------ DATA ENTRIES ------

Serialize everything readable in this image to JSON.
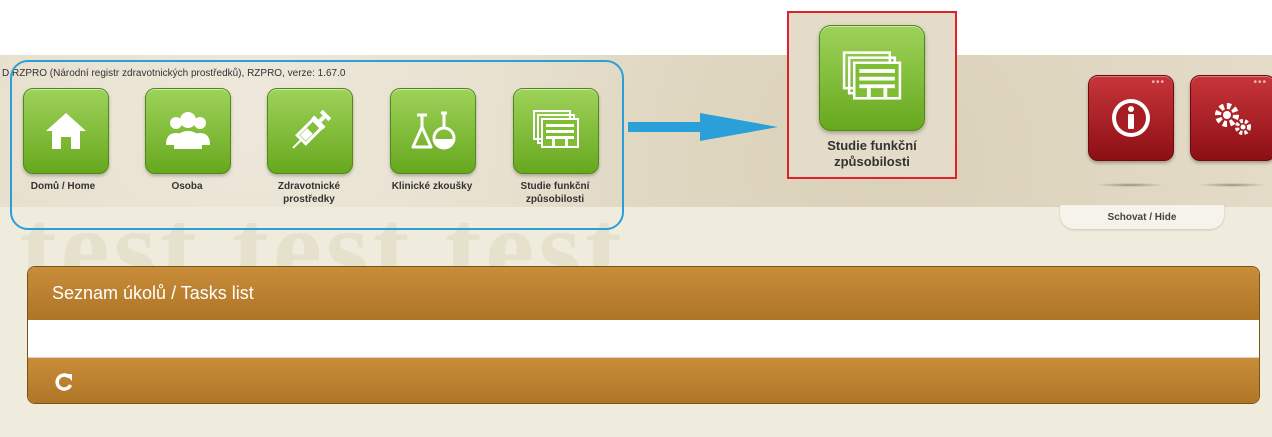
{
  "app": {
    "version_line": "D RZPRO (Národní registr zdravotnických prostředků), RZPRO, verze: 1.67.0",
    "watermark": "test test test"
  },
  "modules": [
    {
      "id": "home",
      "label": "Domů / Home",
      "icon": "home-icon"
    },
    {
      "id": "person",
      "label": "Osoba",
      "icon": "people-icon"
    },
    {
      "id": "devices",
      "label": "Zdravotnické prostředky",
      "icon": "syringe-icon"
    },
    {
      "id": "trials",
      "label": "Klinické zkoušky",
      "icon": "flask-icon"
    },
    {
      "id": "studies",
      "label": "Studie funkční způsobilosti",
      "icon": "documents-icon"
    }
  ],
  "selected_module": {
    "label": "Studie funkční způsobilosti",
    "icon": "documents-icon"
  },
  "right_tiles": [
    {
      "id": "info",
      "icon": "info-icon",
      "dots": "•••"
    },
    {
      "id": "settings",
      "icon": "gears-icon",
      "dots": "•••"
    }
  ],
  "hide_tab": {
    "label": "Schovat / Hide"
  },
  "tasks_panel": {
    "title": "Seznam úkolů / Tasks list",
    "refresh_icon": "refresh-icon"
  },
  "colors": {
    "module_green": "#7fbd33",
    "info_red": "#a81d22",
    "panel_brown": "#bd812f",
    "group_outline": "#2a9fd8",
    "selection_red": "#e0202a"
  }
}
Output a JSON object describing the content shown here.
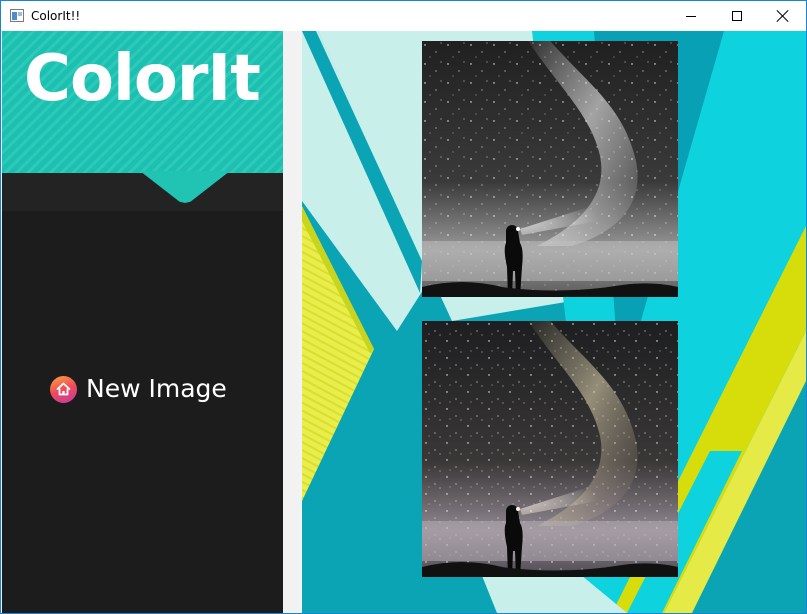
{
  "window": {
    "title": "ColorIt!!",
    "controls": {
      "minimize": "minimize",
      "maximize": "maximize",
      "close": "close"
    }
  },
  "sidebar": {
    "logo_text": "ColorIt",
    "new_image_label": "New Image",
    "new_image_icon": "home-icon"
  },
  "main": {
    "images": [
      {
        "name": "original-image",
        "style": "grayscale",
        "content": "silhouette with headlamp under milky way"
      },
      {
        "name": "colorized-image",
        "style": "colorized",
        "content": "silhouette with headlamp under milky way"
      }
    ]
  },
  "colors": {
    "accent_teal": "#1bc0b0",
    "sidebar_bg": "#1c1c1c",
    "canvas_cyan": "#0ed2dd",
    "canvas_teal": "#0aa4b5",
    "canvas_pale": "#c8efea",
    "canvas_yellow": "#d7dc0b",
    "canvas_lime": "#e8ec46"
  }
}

------
------ DATA ENTRIES ------

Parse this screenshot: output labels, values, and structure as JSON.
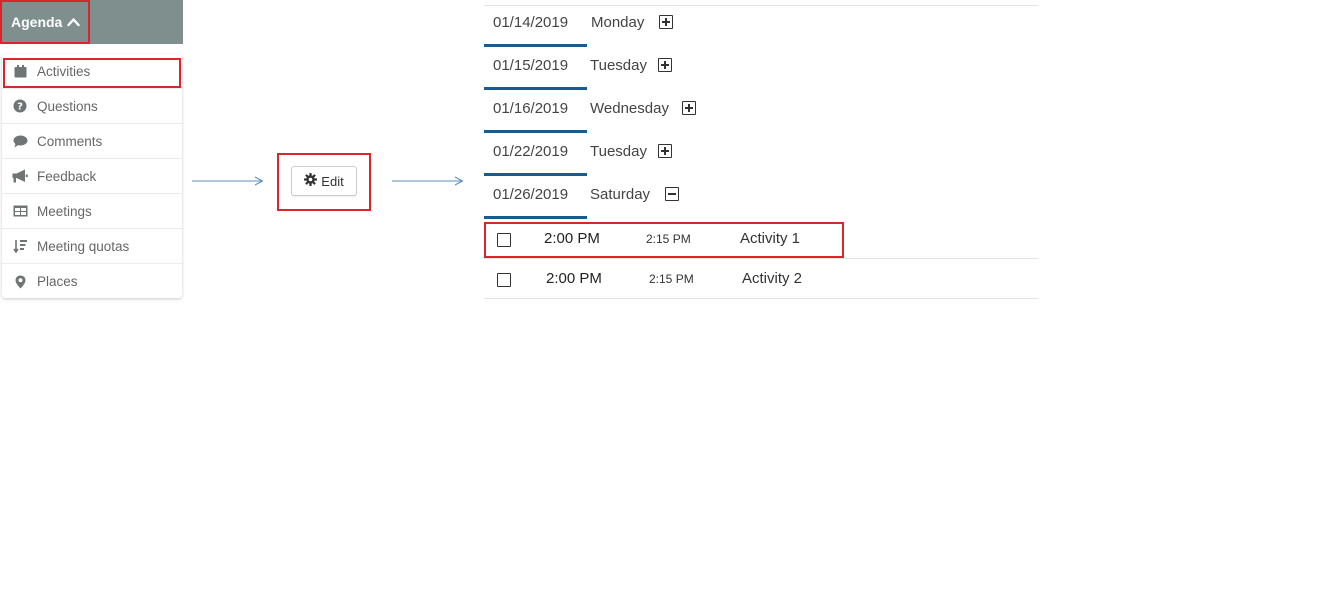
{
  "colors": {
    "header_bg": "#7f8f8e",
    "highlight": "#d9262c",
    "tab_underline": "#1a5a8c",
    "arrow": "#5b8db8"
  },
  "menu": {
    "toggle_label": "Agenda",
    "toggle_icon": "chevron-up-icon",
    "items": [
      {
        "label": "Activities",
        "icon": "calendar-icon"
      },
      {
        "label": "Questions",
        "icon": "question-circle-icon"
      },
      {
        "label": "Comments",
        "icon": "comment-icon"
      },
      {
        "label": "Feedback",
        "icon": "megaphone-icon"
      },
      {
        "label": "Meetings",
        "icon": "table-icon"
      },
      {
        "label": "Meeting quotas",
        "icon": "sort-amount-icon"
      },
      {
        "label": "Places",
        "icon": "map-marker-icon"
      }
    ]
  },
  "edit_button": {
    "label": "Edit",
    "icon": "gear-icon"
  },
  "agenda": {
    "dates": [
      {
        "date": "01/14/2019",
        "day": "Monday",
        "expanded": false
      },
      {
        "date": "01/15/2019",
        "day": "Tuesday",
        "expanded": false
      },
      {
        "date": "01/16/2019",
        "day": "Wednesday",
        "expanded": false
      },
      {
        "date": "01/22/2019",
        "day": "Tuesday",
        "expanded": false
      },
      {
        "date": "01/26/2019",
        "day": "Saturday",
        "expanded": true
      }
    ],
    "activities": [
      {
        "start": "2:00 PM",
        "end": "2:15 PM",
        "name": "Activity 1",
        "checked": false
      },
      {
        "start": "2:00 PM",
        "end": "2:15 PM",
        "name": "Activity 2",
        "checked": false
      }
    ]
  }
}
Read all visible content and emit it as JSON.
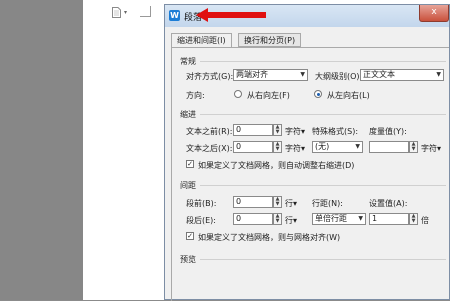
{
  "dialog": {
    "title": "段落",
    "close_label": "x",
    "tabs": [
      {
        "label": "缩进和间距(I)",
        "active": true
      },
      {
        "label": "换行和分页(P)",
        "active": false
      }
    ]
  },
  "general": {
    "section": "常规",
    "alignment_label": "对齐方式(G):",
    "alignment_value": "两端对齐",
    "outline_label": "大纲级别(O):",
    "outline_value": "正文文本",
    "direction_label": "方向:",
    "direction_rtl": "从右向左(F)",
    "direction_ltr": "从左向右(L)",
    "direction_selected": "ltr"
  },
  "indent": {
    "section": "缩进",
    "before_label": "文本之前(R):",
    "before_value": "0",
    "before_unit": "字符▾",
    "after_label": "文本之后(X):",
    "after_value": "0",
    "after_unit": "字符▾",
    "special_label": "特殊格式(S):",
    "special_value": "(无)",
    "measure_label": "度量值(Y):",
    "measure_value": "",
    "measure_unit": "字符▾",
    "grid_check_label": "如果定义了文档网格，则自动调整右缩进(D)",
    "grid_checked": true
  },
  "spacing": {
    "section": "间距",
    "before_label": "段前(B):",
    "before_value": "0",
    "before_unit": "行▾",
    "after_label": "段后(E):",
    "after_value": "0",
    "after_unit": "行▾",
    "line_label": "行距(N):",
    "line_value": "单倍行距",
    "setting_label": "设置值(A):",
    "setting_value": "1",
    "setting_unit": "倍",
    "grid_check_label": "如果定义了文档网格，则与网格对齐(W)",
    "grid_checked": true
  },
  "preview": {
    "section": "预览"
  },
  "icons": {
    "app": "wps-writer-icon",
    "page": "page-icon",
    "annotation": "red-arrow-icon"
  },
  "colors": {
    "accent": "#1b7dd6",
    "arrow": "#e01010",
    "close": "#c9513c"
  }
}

------

__REQUIREMENT__
Of the lines in this listing, how many contain "title"? Reply with the number and nothing more.

__TASK ANSWER__
3